AIM OF THE TASK: Retype the listing that follows, exactly as written.

Entries with figure data:
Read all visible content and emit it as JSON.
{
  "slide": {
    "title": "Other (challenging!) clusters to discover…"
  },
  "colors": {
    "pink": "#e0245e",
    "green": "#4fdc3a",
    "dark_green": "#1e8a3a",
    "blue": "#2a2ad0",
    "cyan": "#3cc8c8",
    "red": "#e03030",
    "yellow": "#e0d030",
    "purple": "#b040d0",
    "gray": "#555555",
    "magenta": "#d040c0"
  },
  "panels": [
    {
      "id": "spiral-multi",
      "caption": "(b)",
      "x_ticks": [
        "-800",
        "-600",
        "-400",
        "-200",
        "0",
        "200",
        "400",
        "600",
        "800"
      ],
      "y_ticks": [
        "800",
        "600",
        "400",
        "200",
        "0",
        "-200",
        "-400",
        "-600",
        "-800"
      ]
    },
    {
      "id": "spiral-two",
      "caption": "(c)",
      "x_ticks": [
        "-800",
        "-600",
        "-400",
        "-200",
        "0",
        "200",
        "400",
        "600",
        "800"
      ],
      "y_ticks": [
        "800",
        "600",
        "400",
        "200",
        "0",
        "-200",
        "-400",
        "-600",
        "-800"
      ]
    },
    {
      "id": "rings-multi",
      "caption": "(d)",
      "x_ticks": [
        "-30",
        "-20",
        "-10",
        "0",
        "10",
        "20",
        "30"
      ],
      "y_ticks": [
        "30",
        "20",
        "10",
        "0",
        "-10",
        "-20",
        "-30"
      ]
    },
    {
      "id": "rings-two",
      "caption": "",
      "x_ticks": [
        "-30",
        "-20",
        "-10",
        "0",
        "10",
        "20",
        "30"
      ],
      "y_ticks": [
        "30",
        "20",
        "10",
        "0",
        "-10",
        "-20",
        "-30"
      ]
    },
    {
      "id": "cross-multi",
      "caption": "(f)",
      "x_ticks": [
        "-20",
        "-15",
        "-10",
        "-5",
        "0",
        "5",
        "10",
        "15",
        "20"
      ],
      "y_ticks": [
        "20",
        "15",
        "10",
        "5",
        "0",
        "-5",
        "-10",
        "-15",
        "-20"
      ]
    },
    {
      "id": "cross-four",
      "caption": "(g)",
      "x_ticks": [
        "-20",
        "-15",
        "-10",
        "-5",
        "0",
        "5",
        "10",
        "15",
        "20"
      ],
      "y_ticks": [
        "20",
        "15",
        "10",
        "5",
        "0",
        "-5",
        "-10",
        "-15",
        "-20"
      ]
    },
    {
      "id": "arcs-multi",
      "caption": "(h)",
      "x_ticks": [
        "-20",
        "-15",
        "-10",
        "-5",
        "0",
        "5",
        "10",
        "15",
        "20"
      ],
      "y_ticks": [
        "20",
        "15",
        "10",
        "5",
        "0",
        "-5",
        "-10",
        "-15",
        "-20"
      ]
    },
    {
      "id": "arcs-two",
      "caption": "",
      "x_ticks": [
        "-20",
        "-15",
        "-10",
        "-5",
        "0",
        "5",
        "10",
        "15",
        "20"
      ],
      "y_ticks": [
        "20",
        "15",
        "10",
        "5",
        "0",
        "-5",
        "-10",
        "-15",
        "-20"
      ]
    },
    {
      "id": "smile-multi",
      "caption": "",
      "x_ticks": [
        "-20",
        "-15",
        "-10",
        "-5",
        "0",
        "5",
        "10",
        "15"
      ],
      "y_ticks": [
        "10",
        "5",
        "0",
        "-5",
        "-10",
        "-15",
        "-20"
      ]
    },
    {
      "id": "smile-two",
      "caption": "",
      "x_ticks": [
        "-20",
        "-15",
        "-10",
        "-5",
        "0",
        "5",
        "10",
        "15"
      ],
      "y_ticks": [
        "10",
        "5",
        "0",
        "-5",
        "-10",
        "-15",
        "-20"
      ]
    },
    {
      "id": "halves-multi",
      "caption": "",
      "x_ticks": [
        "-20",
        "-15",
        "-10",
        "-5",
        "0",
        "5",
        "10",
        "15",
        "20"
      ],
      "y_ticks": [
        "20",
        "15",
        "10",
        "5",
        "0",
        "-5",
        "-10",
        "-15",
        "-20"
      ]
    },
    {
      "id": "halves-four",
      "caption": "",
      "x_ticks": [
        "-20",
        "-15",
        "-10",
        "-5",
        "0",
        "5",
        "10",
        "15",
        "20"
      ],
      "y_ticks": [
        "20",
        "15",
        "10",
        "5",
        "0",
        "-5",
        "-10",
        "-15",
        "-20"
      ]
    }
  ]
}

SOLVED EXERCISE:
Read all visible content and emit it as JSON.
{
  "slide": {
    "title": "Other (challenging!) clusters to discover…"
  },
  "colors": {
    "pink": "#e0245e",
    "green": "#4fdc3a",
    "dark_green": "#1e8a3a",
    "blue": "#2a2ad0",
    "cyan": "#3cc8c8",
    "red": "#e03030",
    "yellow": "#e0d030",
    "purple": "#b040d0",
    "gray": "#555555",
    "magenta": "#d040c0"
  },
  "panels": [
    {
      "id": "spiral-multi",
      "caption": "(b)",
      "x_ticks": [
        "-800",
        "-600",
        "-400",
        "-200",
        "0",
        "200",
        "400",
        "600",
        "800"
      ],
      "y_ticks": [
        "800",
        "600",
        "400",
        "200",
        "0",
        "-200",
        "-400",
        "-600",
        "-800"
      ]
    },
    {
      "id": "spiral-two",
      "caption": "(c)",
      "x_ticks": [
        "-800",
        "-600",
        "-400",
        "-200",
        "0",
        "200",
        "400",
        "600",
        "800"
      ],
      "y_ticks": [
        "800",
        "600",
        "400",
        "200",
        "0",
        "-200",
        "-400",
        "-600",
        "-800"
      ]
    },
    {
      "id": "rings-multi",
      "caption": "(d)",
      "x_ticks": [
        "-30",
        "-20",
        "-10",
        "0",
        "10",
        "20",
        "30"
      ],
      "y_ticks": [
        "30",
        "20",
        "10",
        "0",
        "-10",
        "-20",
        "-30"
      ]
    },
    {
      "id": "rings-two",
      "caption": "",
      "x_ticks": [
        "-30",
        "-20",
        "-10",
        "0",
        "10",
        "20",
        "30"
      ],
      "y_ticks": [
        "30",
        "20",
        "10",
        "0",
        "-10",
        "-20",
        "-30"
      ]
    },
    {
      "id": "cross-multi",
      "caption": "(f)",
      "x_ticks": [
        "-20",
        "-15",
        "-10",
        "-5",
        "0",
        "5",
        "10",
        "15",
        "20"
      ],
      "y_ticks": [
        "20",
        "15",
        "10",
        "5",
        "0",
        "-5",
        "-10",
        "-15",
        "-20"
      ]
    },
    {
      "id": "cross-four",
      "caption": "(g)",
      "x_ticks": [
        "-20",
        "-15",
        "-10",
        "-5",
        "0",
        "5",
        "10",
        "15",
        "20"
      ],
      "y_ticks": [
        "20",
        "15",
        "10",
        "5",
        "0",
        "-5",
        "-10",
        "-15",
        "-20"
      ]
    },
    {
      "id": "arcs-multi",
      "caption": "(h)",
      "x_ticks": [
        "-20",
        "-15",
        "-10",
        "-5",
        "0",
        "5",
        "10",
        "15",
        "20"
      ],
      "y_ticks": [
        "20",
        "15",
        "10",
        "5",
        "0",
        "-5",
        "-10",
        "-15",
        "-20"
      ]
    },
    {
      "id": "arcs-two",
      "caption": "",
      "x_ticks": [
        "-20",
        "-15",
        "-10",
        "-5",
        "0",
        "5",
        "10",
        "15",
        "20"
      ],
      "y_ticks": [
        "20",
        "15",
        "10",
        "5",
        "0",
        "-5",
        "-10",
        "-15",
        "-20"
      ]
    },
    {
      "id": "smile-multi",
      "caption": "",
      "x_ticks": [
        "-20",
        "-15",
        "-10",
        "-5",
        "0",
        "5",
        "10",
        "15"
      ],
      "y_ticks": [
        "10",
        "5",
        "0",
        "-5",
        "-10",
        "-15",
        "-20"
      ]
    },
    {
      "id": "smile-two",
      "caption": "",
      "x_ticks": [
        "-20",
        "-15",
        "-10",
        "-5",
        "0",
        "5",
        "10",
        "15"
      ],
      "y_ticks": [
        "10",
        "5",
        "0",
        "-5",
        "-10",
        "-15",
        "-20"
      ]
    },
    {
      "id": "halves-multi",
      "caption": "",
      "x_ticks": [
        "-20",
        "-15",
        "-10",
        "-5",
        "0",
        "5",
        "10",
        "15",
        "20"
      ],
      "y_ticks": [
        "20",
        "15",
        "10",
        "5",
        "0",
        "-5",
        "-10",
        "-15",
        "-20"
      ]
    },
    {
      "id": "halves-four",
      "caption": "",
      "x_ticks": [
        "-20",
        "-15",
        "-10",
        "-5",
        "0",
        "5",
        "10",
        "15",
        "20"
      ],
      "y_ticks": [
        "20",
        "15",
        "10",
        "5",
        "0",
        "-5",
        "-10",
        "-15",
        "-20"
      ]
    }
  ]
}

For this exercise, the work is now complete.